◆ **Written task**: From the listing that follows, output everything exactly except the pictures.

Dataset excerpts
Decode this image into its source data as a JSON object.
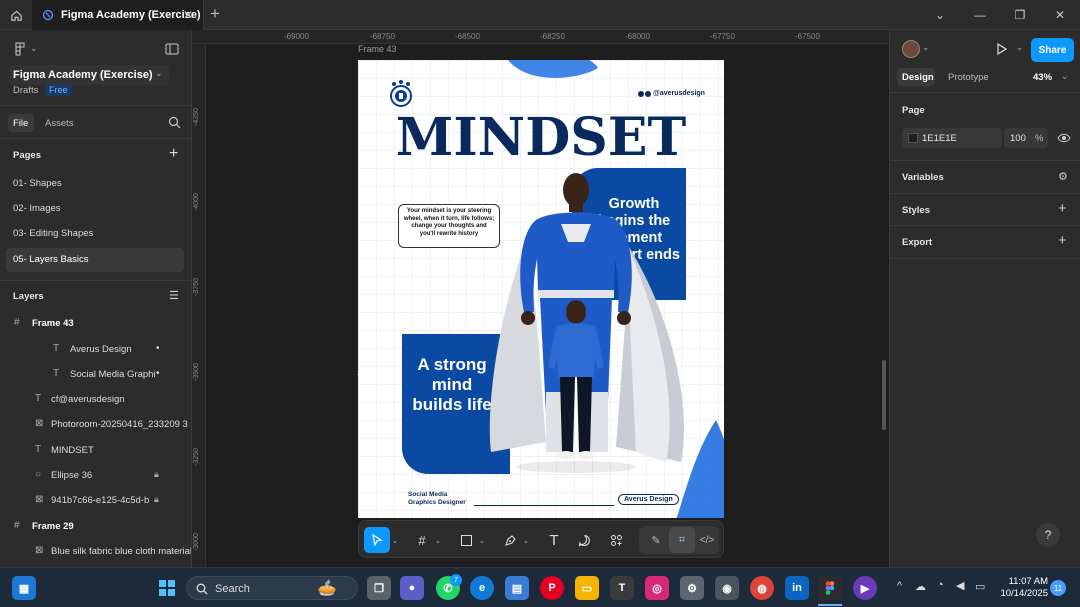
{
  "titlebar": {
    "tab_title": "Figma Academy (Exercise)"
  },
  "left_panel": {
    "file_name": "Figma Academy (Exercise)",
    "location": "Drafts",
    "plan_badge": "Free",
    "tabs": [
      {
        "label": "File"
      },
      {
        "label": "Assets"
      }
    ],
    "pages_title": "Pages",
    "pages": [
      {
        "label": "01- Shapes"
      },
      {
        "label": "02- Images"
      },
      {
        "label": "03- Editing Shapes"
      },
      {
        "label": "05- Layers Basics"
      }
    ],
    "layers_title": "Layers",
    "layers": [
      {
        "label": "Frame 43"
      },
      {
        "label": "Averus Design"
      },
      {
        "label": "Social Media Graphi"
      },
      {
        "label": "cf@averusdesign"
      },
      {
        "label": "Photoroom-20250416_233209 3"
      },
      {
        "label": "MINDSET"
      },
      {
        "label": "Ellipse 36"
      },
      {
        "label": "941b7c66-e125-4c5d-b"
      },
      {
        "label": "Frame 29"
      },
      {
        "label": "Blue silk fabric blue cloth material"
      }
    ]
  },
  "canvas": {
    "ruler_top": [
      "-69000",
      "-68750",
      "-68500",
      "-68250",
      "-68000",
      "-67750",
      "-67500"
    ],
    "ruler_left": [
      "-4250",
      "-4000",
      "-3750",
      "-3500",
      "-3250",
      "-3000"
    ],
    "frame_label": "Frame 43"
  },
  "poster": {
    "handle": "@averusdesign",
    "headline": "MINDSET",
    "bubble_text": "Your mindset is your steering wheel, when it turn, life follows; change your thoughts and you'll rewrite history",
    "right_block": "Growth begins the moment comfort ends",
    "left_block": "A strong mind builds life",
    "footer_left_line1": "Social Media",
    "footer_left_line2": "Graphics Designer",
    "footer_right": "Averus Design"
  },
  "right_panel": {
    "avatar_label": "User",
    "share_label": "Share",
    "tabs": [
      {
        "label": "Design"
      },
      {
        "label": "Prototype"
      }
    ],
    "zoom": "43%",
    "page_section": "Page",
    "page_color": "1E1E1E",
    "page_opacity": "100",
    "percent": "%",
    "variables": "Variables",
    "styles": "Styles",
    "export": "Export",
    "help": "?"
  },
  "taskbar": {
    "search_label": "Search",
    "time": "11:07 AM",
    "date": "10/14/2025",
    "notification_count": "11",
    "whatsapp_badge": "7"
  },
  "colors": {
    "accent": "#0d99ff",
    "poster_blue": "#0b4aa2",
    "navy": "#0a2a5e"
  }
}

◆ **Task output**:
Decode this image into its source data as a JSON object.
{
  "titlebar": {
    "tab_title": "Figma Academy (Exercise)"
  },
  "left_panel": {
    "file_name": "Figma Academy (Exercise)",
    "location": "Drafts",
    "plan_badge": "Free",
    "tabs": [
      {
        "label": "File"
      },
      {
        "label": "Assets"
      }
    ],
    "pages_title": "Pages",
    "pages": [
      {
        "label": "01- Shapes"
      },
      {
        "label": "02- Images"
      },
      {
        "label": "03- Editing Shapes"
      },
      {
        "label": "05- Layers Basics"
      }
    ],
    "layers_title": "Layers",
    "layers": [
      {
        "label": "Frame 43"
      },
      {
        "label": "Averus Design"
      },
      {
        "label": "Social Media Graphi"
      },
      {
        "label": "cf@averusdesign"
      },
      {
        "label": "Photoroom-20250416_233209 3"
      },
      {
        "label": "MINDSET"
      },
      {
        "label": "Ellipse 36"
      },
      {
        "label": "941b7c66-e125-4c5d-b"
      },
      {
        "label": "Frame 29"
      },
      {
        "label": "Blue silk fabric blue cloth material"
      }
    ]
  },
  "canvas": {
    "ruler_top": [
      "-69000",
      "-68750",
      "-68500",
      "-68250",
      "-68000",
      "-67750",
      "-67500"
    ],
    "ruler_left": [
      "-4250",
      "-4000",
      "-3750",
      "-3500",
      "-3250",
      "-3000"
    ],
    "frame_label": "Frame 43"
  },
  "poster": {
    "handle": "@averusdesign",
    "headline": "MINDSET",
    "bubble_text": "Your mindset is your steering wheel, when it turn, life follows; change your thoughts and you'll rewrite history",
    "right_block": "Growth begins the moment comfort ends",
    "left_block": "A strong mind builds life",
    "footer_left_line1": "Social Media",
    "footer_left_line2": "Graphics Designer",
    "footer_right": "Averus Design"
  },
  "right_panel": {
    "avatar_label": "User",
    "share_label": "Share",
    "tabs": [
      {
        "label": "Design"
      },
      {
        "label": "Prototype"
      }
    ],
    "zoom": "43%",
    "page_section": "Page",
    "page_color": "1E1E1E",
    "page_opacity": "100",
    "percent": "%",
    "variables": "Variables",
    "styles": "Styles",
    "export": "Export",
    "help": "?"
  },
  "taskbar": {
    "search_label": "Search",
    "time": "11:07 AM",
    "date": "10/14/2025",
    "notification_count": "11",
    "whatsapp_badge": "7"
  },
  "colors": {
    "accent": "#0d99ff",
    "poster_blue": "#0b4aa2",
    "navy": "#0a2a5e"
  }
}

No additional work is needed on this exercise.